## Aim
Return the entries verbatim and drop every picture.

--- start ---

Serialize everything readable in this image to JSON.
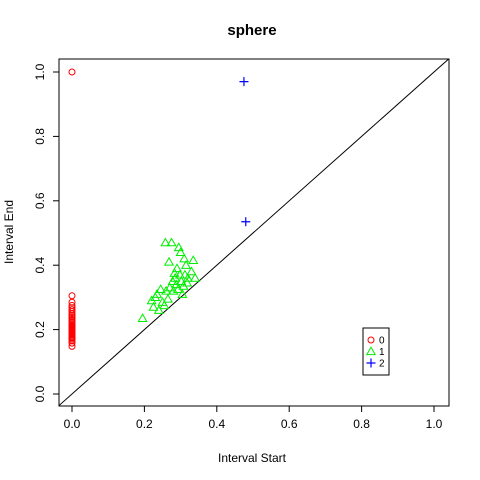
{
  "chart_data": {
    "type": "scatter",
    "title": "sphere",
    "xlabel": "Interval Start",
    "ylabel": "Interval End",
    "xlim": [
      0,
      1
    ],
    "ylim": [
      0,
      1
    ],
    "x_ticks": [
      "0.0",
      "0.2",
      "0.4",
      "0.6",
      "0.8",
      "1.0"
    ],
    "y_ticks": [
      "0.0",
      "0.2",
      "0.4",
      "0.6",
      "0.8",
      "1.0"
    ],
    "grid": false,
    "diagonal_line": true,
    "legend_position": "bottom-right",
    "series": [
      {
        "name": "0",
        "marker": "circle",
        "color": "#ff0000",
        "points": [
          [
            0,
            1.0
          ],
          [
            0,
            0.305
          ],
          [
            0,
            0.285
          ],
          [
            0,
            0.275
          ],
          [
            0,
            0.268
          ],
          [
            0,
            0.262
          ],
          [
            0,
            0.256
          ],
          [
            0,
            0.25
          ],
          [
            0,
            0.245
          ],
          [
            0,
            0.24
          ],
          [
            0,
            0.235
          ],
          [
            0,
            0.23
          ],
          [
            0,
            0.226
          ],
          [
            0,
            0.222
          ],
          [
            0,
            0.218
          ],
          [
            0,
            0.214
          ],
          [
            0,
            0.21
          ],
          [
            0,
            0.206
          ],
          [
            0,
            0.202
          ],
          [
            0,
            0.198
          ],
          [
            0,
            0.194
          ],
          [
            0,
            0.19
          ],
          [
            0,
            0.186
          ],
          [
            0,
            0.182
          ],
          [
            0,
            0.178
          ],
          [
            0,
            0.174
          ],
          [
            0,
            0.17
          ],
          [
            0,
            0.165
          ],
          [
            0,
            0.158
          ],
          [
            0,
            0.148
          ]
        ]
      },
      {
        "name": "1",
        "marker": "triangle",
        "color": "#00ee00",
        "points": [
          [
            0.195,
            0.235
          ],
          [
            0.22,
            0.29
          ],
          [
            0.225,
            0.27
          ],
          [
            0.23,
            0.3
          ],
          [
            0.235,
            0.31
          ],
          [
            0.24,
            0.26
          ],
          [
            0.245,
            0.325
          ],
          [
            0.25,
            0.285
          ],
          [
            0.255,
            0.275
          ],
          [
            0.258,
            0.47
          ],
          [
            0.26,
            0.32
          ],
          [
            0.265,
            0.295
          ],
          [
            0.268,
            0.41
          ],
          [
            0.27,
            0.33
          ],
          [
            0.275,
            0.47
          ],
          [
            0.278,
            0.35
          ],
          [
            0.28,
            0.32
          ],
          [
            0.283,
            0.375
          ],
          [
            0.285,
            0.36
          ],
          [
            0.288,
            0.34
          ],
          [
            0.29,
            0.39
          ],
          [
            0.293,
            0.325
          ],
          [
            0.295,
            0.455
          ],
          [
            0.298,
            0.37
          ],
          [
            0.3,
            0.44
          ],
          [
            0.302,
            0.35
          ],
          [
            0.305,
            0.31
          ],
          [
            0.308,
            0.335
          ],
          [
            0.31,
            0.42
          ],
          [
            0.312,
            0.37
          ],
          [
            0.315,
            0.4
          ],
          [
            0.318,
            0.345
          ],
          [
            0.32,
            0.36
          ],
          [
            0.33,
            0.38
          ],
          [
            0.335,
            0.415
          ],
          [
            0.34,
            0.36
          ]
        ]
      },
      {
        "name": "2",
        "marker": "plus",
        "color": "#0000ff",
        "points": [
          [
            0.475,
            0.97
          ],
          [
            0.48,
            0.535
          ]
        ]
      }
    ]
  }
}
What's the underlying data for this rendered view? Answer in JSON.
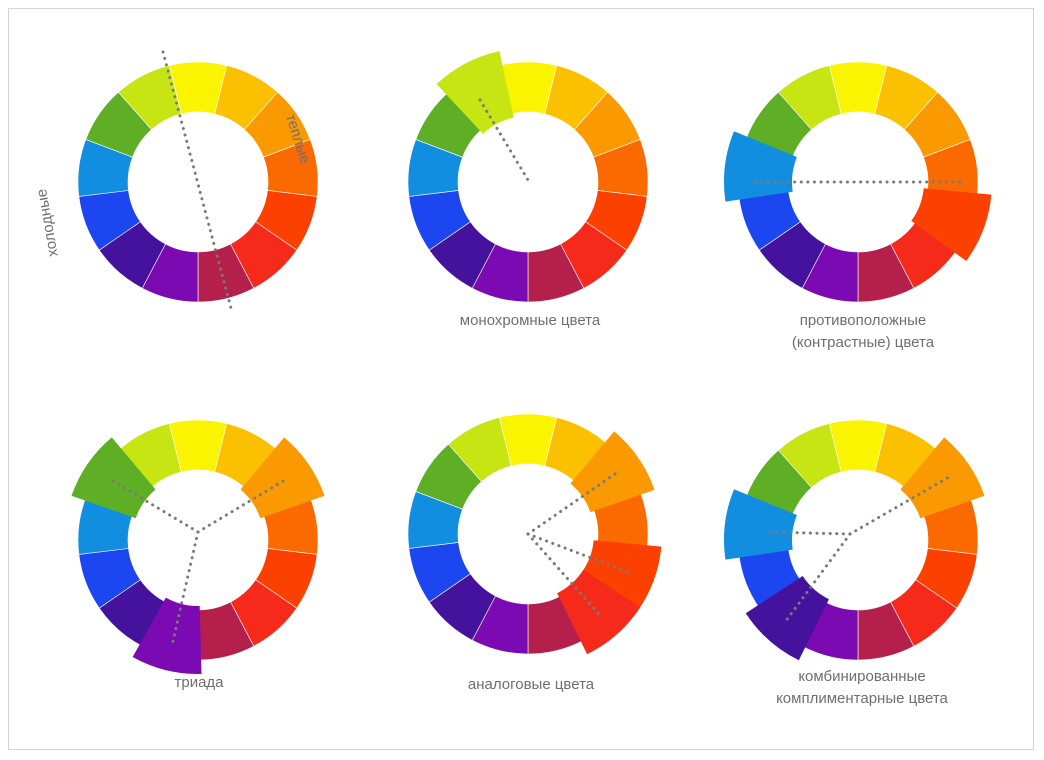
{
  "wheels": [
    {
      "id": "temperature",
      "caption": [],
      "side_labels": {
        "warm": "теплые",
        "cold": "холодные"
      }
    },
    {
      "id": "monochrome",
      "caption": [
        "монохромные цвета"
      ]
    },
    {
      "id": "complementary",
      "caption": [
        "противоположные",
        "(контрастные) цвета"
      ]
    },
    {
      "id": "triad",
      "caption": [
        "триада"
      ]
    },
    {
      "id": "analogous",
      "caption": [
        "аналоговые цвета"
      ]
    },
    {
      "id": "split-complementary",
      "caption": [
        "комбинированные",
        "комплиментарные цвета"
      ]
    }
  ],
  "segment_colors": [
    "#fbf400",
    "#fbc000",
    "#fb9a00",
    "#fb6a00",
    "#fb4000",
    "#f52a1a",
    "#b41f4b",
    "#7b0ab3",
    "#44129c",
    "#1c46f0",
    "#128ee0",
    "#5faf26",
    "#c7e512"
  ],
  "highlighted": {
    "monochrome": [
      12
    ],
    "complementary": [
      4,
      10
    ],
    "triad": [
      2,
      7,
      11
    ],
    "analogous": [
      2,
      4,
      5
    ],
    "split-complementary": [
      2,
      8,
      10
    ]
  },
  "dotted_color": "#7a7a7a"
}
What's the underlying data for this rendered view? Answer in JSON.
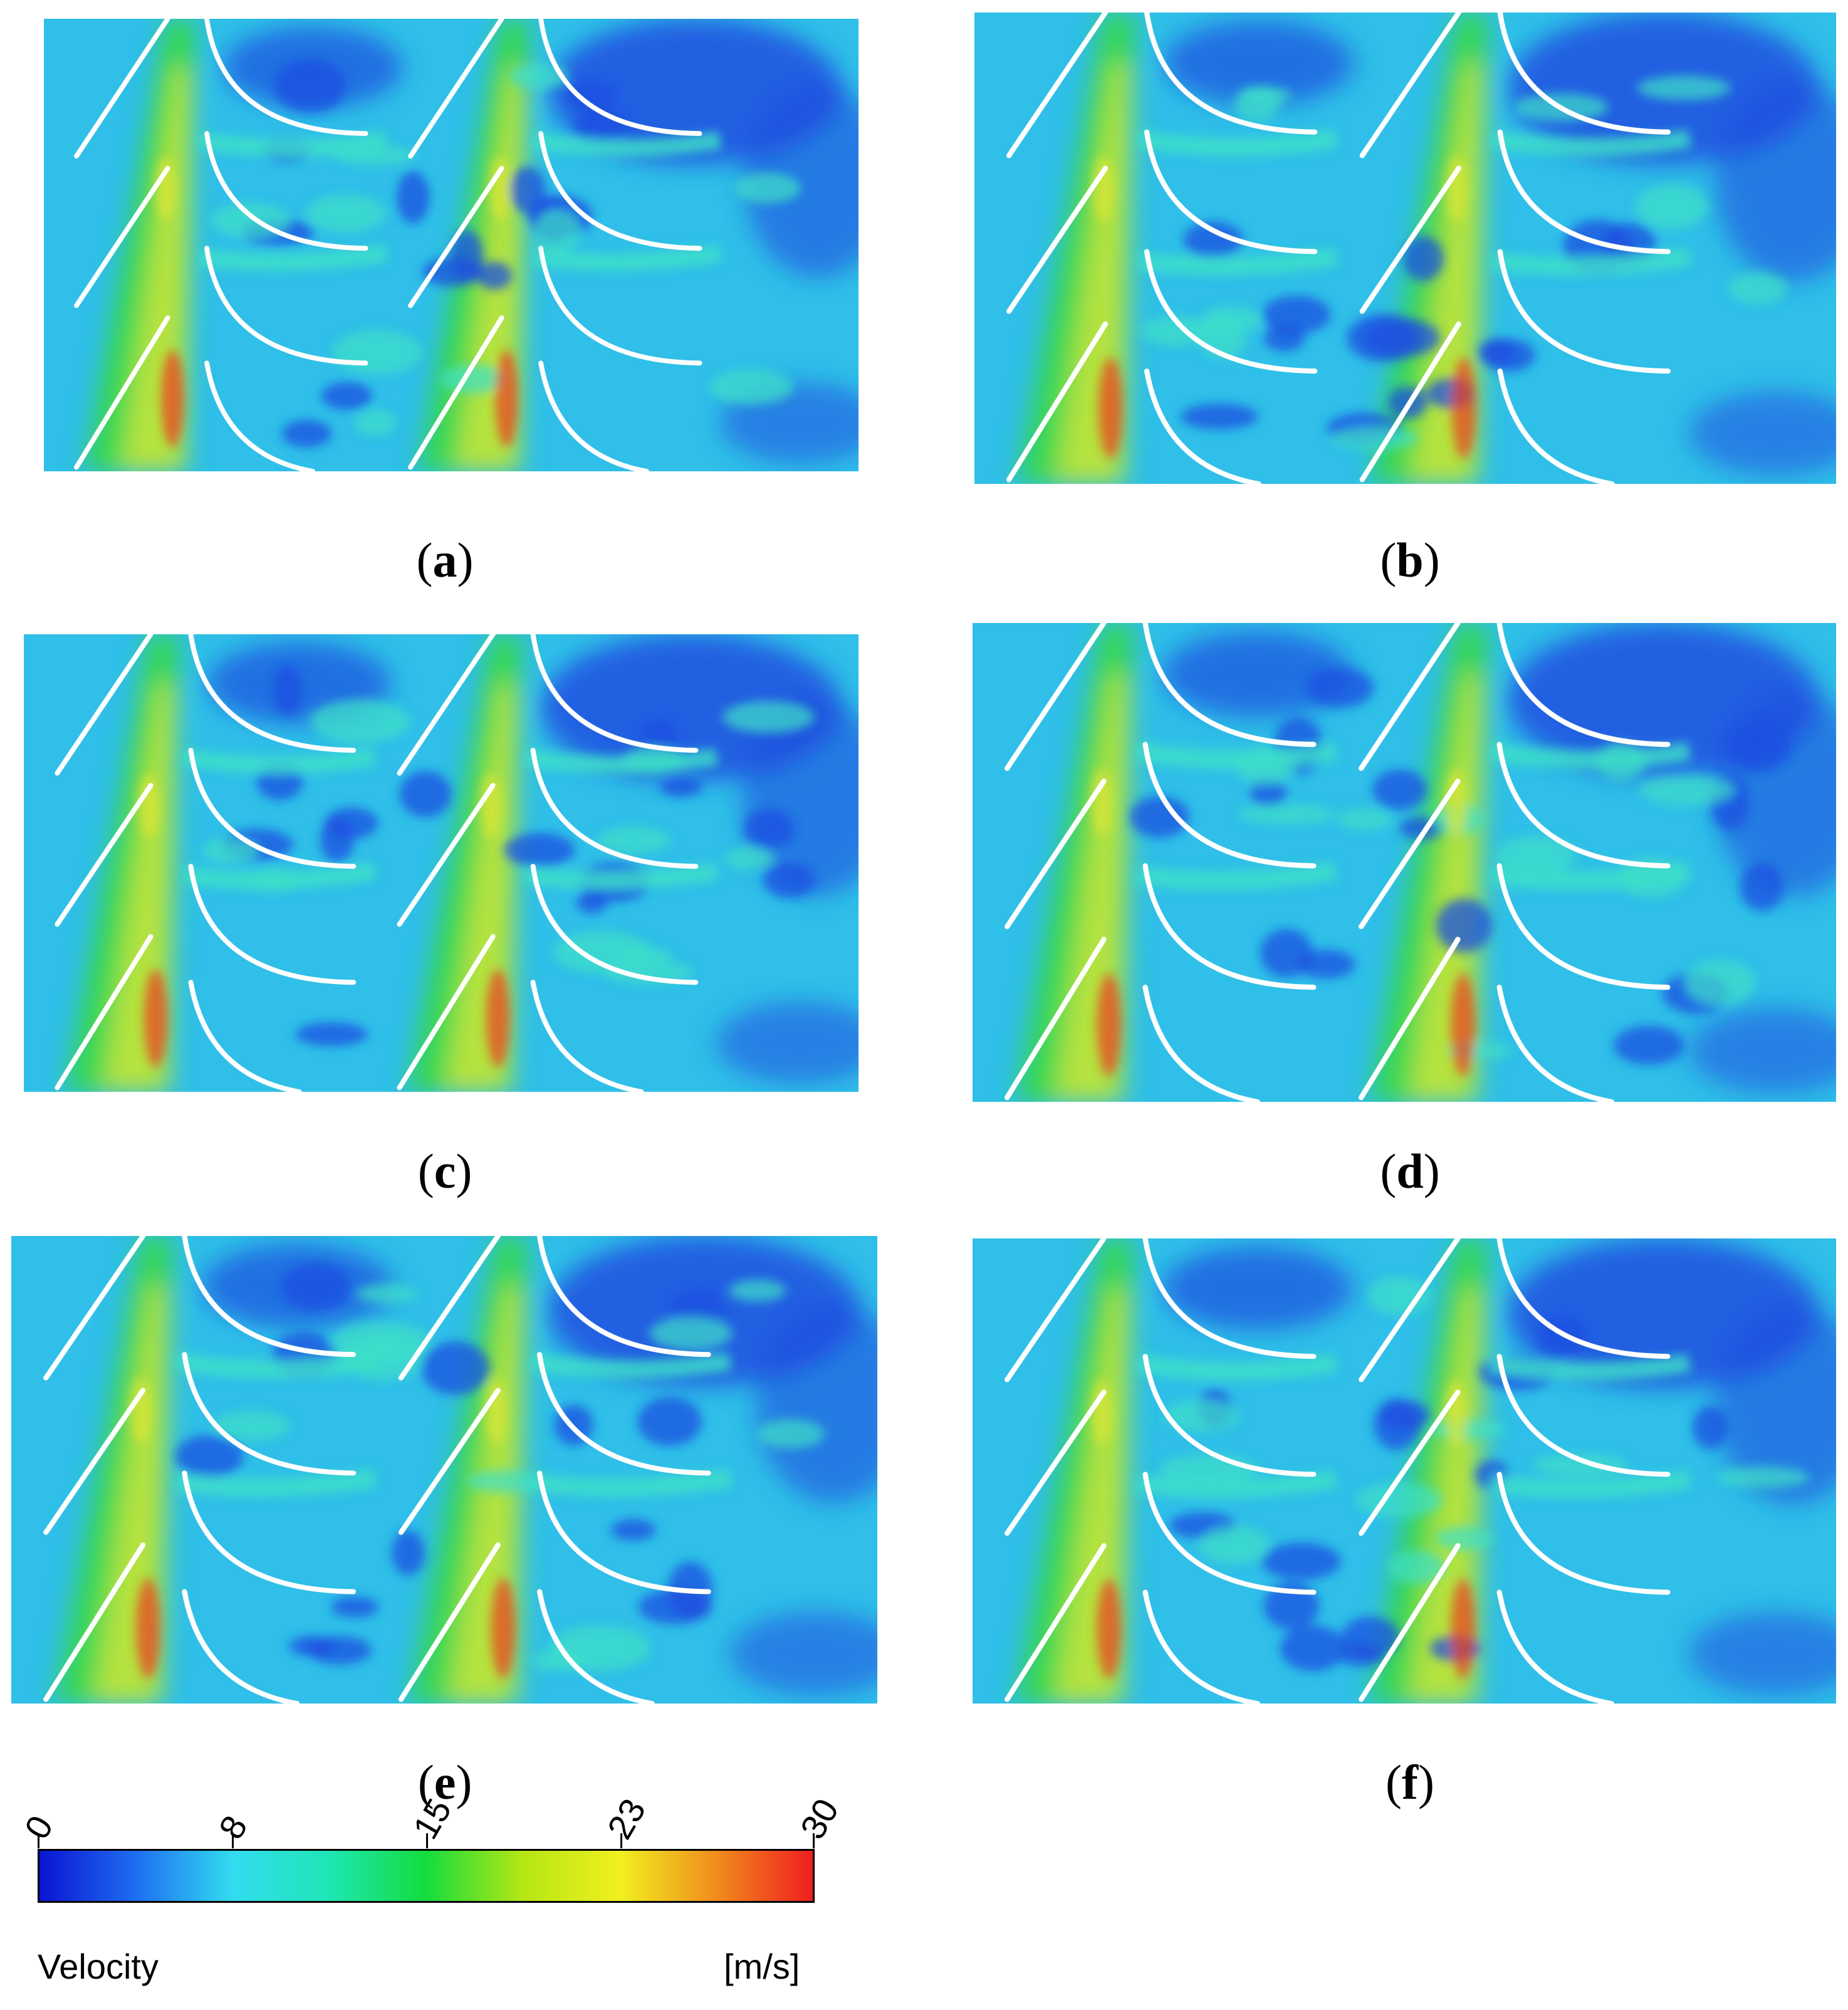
{
  "panels": [
    {
      "label": "a"
    },
    {
      "label": "b"
    },
    {
      "label": "c"
    },
    {
      "label": "d"
    },
    {
      "label": "e"
    },
    {
      "label": "f"
    }
  ],
  "colorbar": {
    "variable": "Velocity",
    "unit": "[m/s]",
    "min": 0,
    "max": 30,
    "tick_labels": [
      "0",
      "8",
      "15",
      "23",
      "30"
    ],
    "tick_values": [
      0,
      7.5,
      15,
      22.5,
      30
    ],
    "colors": [
      "#0a14d2",
      "#1e6ef0",
      "#32dcf0",
      "#1ee6b4",
      "#14dc3c",
      "#b4e614",
      "#f0f01e",
      "#f08c1e",
      "#f01e1e"
    ]
  },
  "colors": {
    "field_base": "#2fbfe8",
    "low_velocity": "#1d4fe0",
    "mid_velocity": "#3fe0c8",
    "high_green": "#35d84a",
    "high_yellow": "#d6e63a",
    "high_red": "#f03a1e",
    "blade": "#ffffff"
  }
}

--- end ---

## Answer in full
Serialize everything readable in this image to JSON.
{
  "chart_data": {
    "type": "scatter",
    "title": "sphere",
    "xlabel": "Interval Start",
    "ylabel": "Interval End",
    "xlim": [
      0,
      1
    ],
    "ylim": [
      0,
      1
    ],
    "x_ticks": [
      "0.0",
      "0.2",
      "0.4",
      "0.6",
      "0.8",
      "1.0"
    ],
    "y_ticks": [
      "0.0",
      "0.2",
      "0.4",
      "0.6",
      "0.8",
      "1.0"
    ],
    "grid": false,
    "diagonal_line": true,
    "legend_position": "bottom-right",
    "series": [
      {
        "name": "0",
        "marker": "circle",
        "color": "#ff0000",
        "points": [
          [
            0,
            1.0
          ],
          [
            0,
            0.305
          ],
          [
            0,
            0.285
          ],
          [
            0,
            0.275
          ],
          [
            0,
            0.268
          ],
          [
            0,
            0.262
          ],
          [
            0,
            0.256
          ],
          [
            0,
            0.25
          ],
          [
            0,
            0.245
          ],
          [
            0,
            0.24
          ],
          [
            0,
            0.235
          ],
          [
            0,
            0.23
          ],
          [
            0,
            0.226
          ],
          [
            0,
            0.222
          ],
          [
            0,
            0.218
          ],
          [
            0,
            0.214
          ],
          [
            0,
            0.21
          ],
          [
            0,
            0.206
          ],
          [
            0,
            0.202
          ],
          [
            0,
            0.198
          ],
          [
            0,
            0.194
          ],
          [
            0,
            0.19
          ],
          [
            0,
            0.186
          ],
          [
            0,
            0.182
          ],
          [
            0,
            0.178
          ],
          [
            0,
            0.174
          ],
          [
            0,
            0.17
          ],
          [
            0,
            0.165
          ],
          [
            0,
            0.158
          ],
          [
            0,
            0.148
          ]
        ]
      },
      {
        "name": "1",
        "marker": "triangle",
        "color": "#00ee00",
        "points": [
          [
            0.195,
            0.235
          ],
          [
            0.22,
            0.29
          ],
          [
            0.225,
            0.27
          ],
          [
            0.23,
            0.3
          ],
          [
            0.235,
            0.31
          ],
          [
            0.24,
            0.26
          ],
          [
            0.245,
            0.325
          ],
          [
            0.25,
            0.285
          ],
          [
            0.255,
            0.275
          ],
          [
            0.258,
            0.47
          ],
          [
            0.26,
            0.32
          ],
          [
            0.265,
            0.295
          ],
          [
            0.268,
            0.41
          ],
          [
            0.27,
            0.33
          ],
          [
            0.275,
            0.47
          ],
          [
            0.278,
            0.35
          ],
          [
            0.28,
            0.32
          ],
          [
            0.283,
            0.375
          ],
          [
            0.285,
            0.36
          ],
          [
            0.288,
            0.34
          ],
          [
            0.29,
            0.39
          ],
          [
            0.293,
            0.325
          ],
          [
            0.295,
            0.455
          ],
          [
            0.298,
            0.37
          ],
          [
            0.3,
            0.44
          ],
          [
            0.302,
            0.35
          ],
          [
            0.305,
            0.31
          ],
          [
            0.308,
            0.335
          ],
          [
            0.31,
            0.42
          ],
          [
            0.312,
            0.37
          ],
          [
            0.315,
            0.4
          ],
          [
            0.318,
            0.345
          ],
          [
            0.32,
            0.36
          ],
          [
            0.33,
            0.38
          ],
          [
            0.335,
            0.415
          ],
          [
            0.34,
            0.36
          ]
        ]
      },
      {
        "name": "2",
        "marker": "plus",
        "color": "#0000ff",
        "points": [
          [
            0.475,
            0.97
          ],
          [
            0.48,
            0.535
          ]
        ]
      }
    ]
  }
}
What's the underlying data for this rendered view? Answer in JSON.
{
  "wheels": [
    {
      "id": "temperature",
      "caption": [],
      "side_labels": {
        "warm": "теплые",
        "cold": "холодные"
      }
    },
    {
      "id": "monochrome",
      "caption": [
        "монохромные цвета"
      ]
    },
    {
      "id": "complementary",
      "caption": [
        "противоположные",
        "(контрастные) цвета"
      ]
    },
    {
      "id": "triad",
      "caption": [
        "триада"
      ]
    },
    {
      "id": "analogous",
      "caption": [
        "аналоговые цвета"
      ]
    },
    {
      "id": "split-complementary",
      "caption": [
        "комбинированные",
        "комплиментарные цвета"
      ]
    }
  ],
  "segment_colors": [
    "#fbf400",
    "#fbc000",
    "#fb9a00",
    "#fb6a00",
    "#fb4000",
    "#f52a1a",
    "#b41f4b",
    "#7b0ab3",
    "#44129c",
    "#1c46f0",
    "#128ee0",
    "#5faf26",
    "#c7e512"
  ],
  "highlighted": {
    "monochrome": [
      12
    ],
    "complementary": [
      4,
      10
    ],
    "triad": [
      2,
      7,
      11
    ],
    "analogous": [
      2,
      4,
      5
    ],
    "split-complementary": [
      2,
      8,
      10
    ]
  },
  "dotted_color": "#7a7a7a"
}
What's the underlying data for this rendered view? Answer in JSON.
{
  "panels": [
    {
      "label": "a"
    },
    {
      "label": "b"
    },
    {
      "label": "c"
    },
    {
      "label": "d"
    },
    {
      "label": "e"
    },
    {
      "label": "f"
    }
  ],
  "colorbar": {
    "variable": "Velocity",
    "unit": "[m/s]",
    "min": 0,
    "max": 30,
    "tick_labels": [
      "0",
      "8",
      "15",
      "23",
      "30"
    ],
    "tick_values": [
      0,
      7.5,
      15,
      22.5,
      30
    ],
    "colors": [
      "#0a14d2",
      "#1e6ef0",
      "#32dcf0",
      "#1ee6b4",
      "#14dc3c",
      "#b4e614",
      "#f0f01e",
      "#f08c1e",
      "#f01e1e"
    ]
  },
  "colors": {
    "field_base": "#2fbfe8",
    "low_velocity": "#1d4fe0",
    "mid_velocity": "#3fe0c8",
    "high_green": "#35d84a",
    "high_yellow": "#d6e63a",
    "high_red": "#f03a1e",
    "blade": "#ffffff"
  }
}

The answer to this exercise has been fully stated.